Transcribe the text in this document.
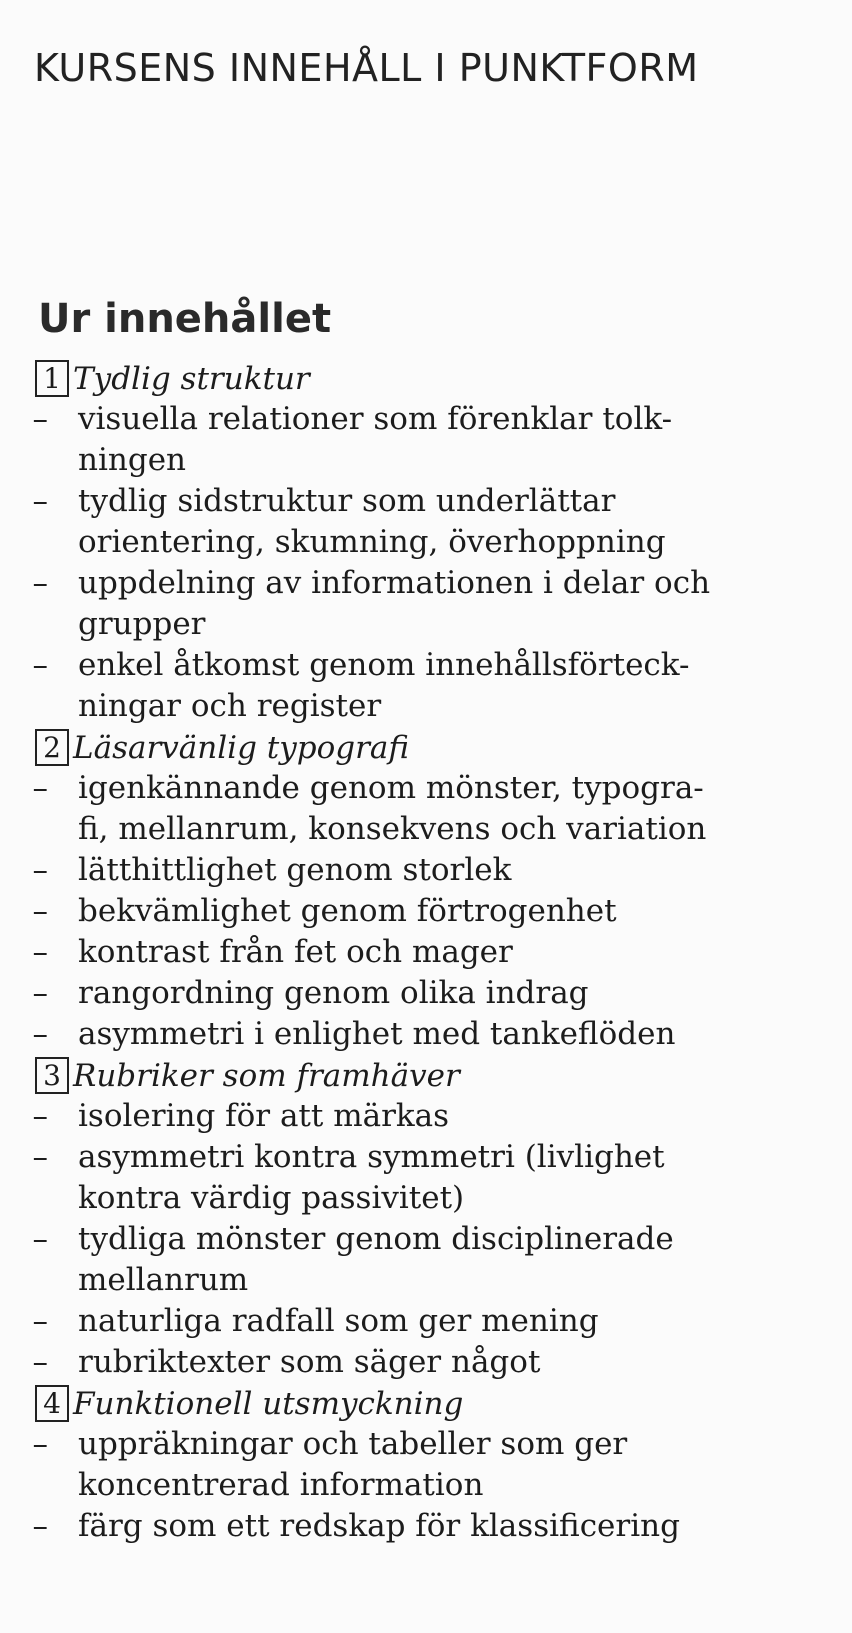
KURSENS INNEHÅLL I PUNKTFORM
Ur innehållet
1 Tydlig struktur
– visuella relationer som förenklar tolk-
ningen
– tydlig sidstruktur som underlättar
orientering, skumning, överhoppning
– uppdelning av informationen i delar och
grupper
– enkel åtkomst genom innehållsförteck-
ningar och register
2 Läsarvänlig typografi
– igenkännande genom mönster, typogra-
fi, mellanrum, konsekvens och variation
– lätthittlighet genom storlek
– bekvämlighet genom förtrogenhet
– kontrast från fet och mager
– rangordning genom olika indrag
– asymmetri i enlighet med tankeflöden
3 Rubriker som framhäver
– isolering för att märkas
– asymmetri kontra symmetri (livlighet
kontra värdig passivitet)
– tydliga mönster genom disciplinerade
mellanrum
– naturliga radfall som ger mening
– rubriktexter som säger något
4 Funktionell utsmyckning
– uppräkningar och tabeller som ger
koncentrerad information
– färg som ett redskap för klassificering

--

What you need to do
Leave out the pictures and reproduce the rest of the listing exactly.

Answer area
Transcribe the text in this document.
KURSENS INNEHÅLL I PUNKTFORM
Ur innehållet
1 Tydlig struktur
– visuella relationer som förenklar tolk-
ningen
– tydlig sidstruktur som underlättar
orientering, skumning, överhoppning
– uppdelning av informationen i delar och
grupper
– enkel åtkomst genom innehållsförteck-
ningar och register
2 Läsarvänlig typografi
– igenkännande genom mönster, typogra-
fi, mellanrum, konsekvens och variation
– lätthittlighet genom storlek
– bekvämlighet genom förtrogenhet
– kontrast från fet och mager
– rangordning genom olika indrag
– asymmetri i enlighet med tankeflöden
3 Rubriker som framhäver
– isolering för att märkas
– asymmetri kontra symmetri (livlighet
kontra värdig passivitet)
– tydliga mönster genom disciplinerade
mellanrum
– naturliga radfall som ger mening
– rubriktexter som säger något
4 Funktionell utsmyckning
– uppräkningar och tabeller som ger
koncentrerad information
– färg som ett redskap för klassificering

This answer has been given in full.